» **WORK TO DO**
Strip the pictures and reproduce the rest of the listing exactly.

» **SUPPLIED MATERIAL**
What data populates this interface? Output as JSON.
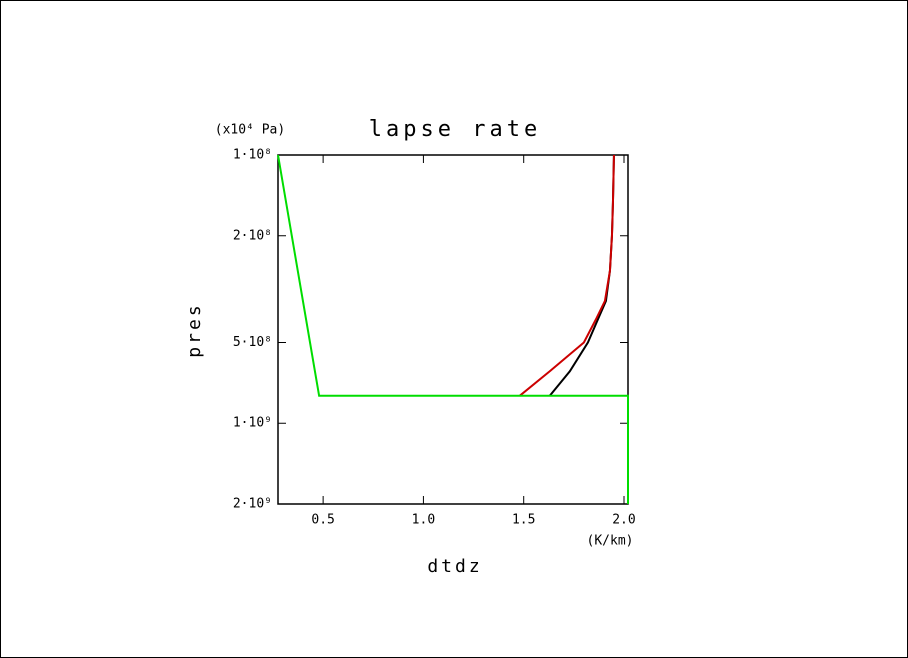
{
  "chart_data": {
    "type": "line",
    "title": "lapse rate",
    "x_label": "dtdz",
    "x_unit": "(K/km)",
    "y_label": "pres",
    "y_unit": "(x10⁴ Pa)",
    "xlim": [
      0.275,
      2.02
    ],
    "ylim": [
      100000000,
      2000000000
    ],
    "y_log": true,
    "y_inverted": true,
    "xticks": [
      0.5,
      {
        "value": 1,
        "label": "1.0"
      },
      1.5,
      {
        "value": 2,
        "label": "2.0"
      }
    ],
    "yticks": [
      {
        "value": 100000000,
        "label": "1·10⁸"
      },
      {
        "value": 200000000,
        "label": "2·10⁸"
      },
      {
        "value": 500000000,
        "label": "5·10⁸"
      },
      {
        "value": 1000000000,
        "label": "1·10⁹"
      },
      {
        "value": 2000000000,
        "label": "2·10⁹"
      }
    ],
    "series": [
      {
        "color": "#000000",
        "x": [
          1.95,
          1.945,
          1.94,
          1.93,
          1.91,
          1.87,
          1.82,
          1.73,
          1.63
        ],
        "values": [
          100000000,
          150000000,
          200000000,
          270000000,
          350000000,
          410000000,
          500000000,
          640000000,
          790000000
        ]
      },
      {
        "color": "#cc0000",
        "x": [
          1.95,
          1.945,
          1.94,
          1.93,
          1.905,
          1.86,
          1.8,
          1.63,
          1.48
        ],
        "values": [
          100000000,
          150000000,
          200000000,
          270000000,
          350000000,
          410000000,
          500000000,
          640000000,
          790000000
        ]
      },
      {
        "color": "#00dd00",
        "x": [
          0.275,
          0.48,
          2.02,
          2.02
        ],
        "values": [
          100000000,
          790000000,
          790000000,
          2000000000
        ]
      }
    ]
  }
}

» **WRITTEN RESPONSE**
What data populates this interface? Output as JSON.
{
  "chart_data": {
    "type": "line",
    "title": "lapse rate",
    "x_label": "dtdz",
    "x_unit": "(K/km)",
    "y_label": "pres",
    "y_unit": "(x10⁴ Pa)",
    "xlim": [
      0.275,
      2.02
    ],
    "ylim": [
      100000000,
      2000000000
    ],
    "y_log": true,
    "y_inverted": true,
    "xticks": [
      0.5,
      {
        "value": 1,
        "label": "1.0"
      },
      1.5,
      {
        "value": 2,
        "label": "2.0"
      }
    ],
    "yticks": [
      {
        "value": 100000000,
        "label": "1·10⁸"
      },
      {
        "value": 200000000,
        "label": "2·10⁸"
      },
      {
        "value": 500000000,
        "label": "5·10⁸"
      },
      {
        "value": 1000000000,
        "label": "1·10⁹"
      },
      {
        "value": 2000000000,
        "label": "2·10⁹"
      }
    ],
    "series": [
      {
        "color": "#000000",
        "x": [
          1.95,
          1.945,
          1.94,
          1.93,
          1.91,
          1.87,
          1.82,
          1.73,
          1.63
        ],
        "values": [
          100000000,
          150000000,
          200000000,
          270000000,
          350000000,
          410000000,
          500000000,
          640000000,
          790000000
        ]
      },
      {
        "color": "#cc0000",
        "x": [
          1.95,
          1.945,
          1.94,
          1.93,
          1.905,
          1.86,
          1.8,
          1.63,
          1.48
        ],
        "values": [
          100000000,
          150000000,
          200000000,
          270000000,
          350000000,
          410000000,
          500000000,
          640000000,
          790000000
        ]
      },
      {
        "color": "#00dd00",
        "x": [
          0.275,
          0.48,
          2.02,
          2.02
        ],
        "values": [
          100000000,
          790000000,
          790000000,
          2000000000
        ]
      }
    ]
  }
}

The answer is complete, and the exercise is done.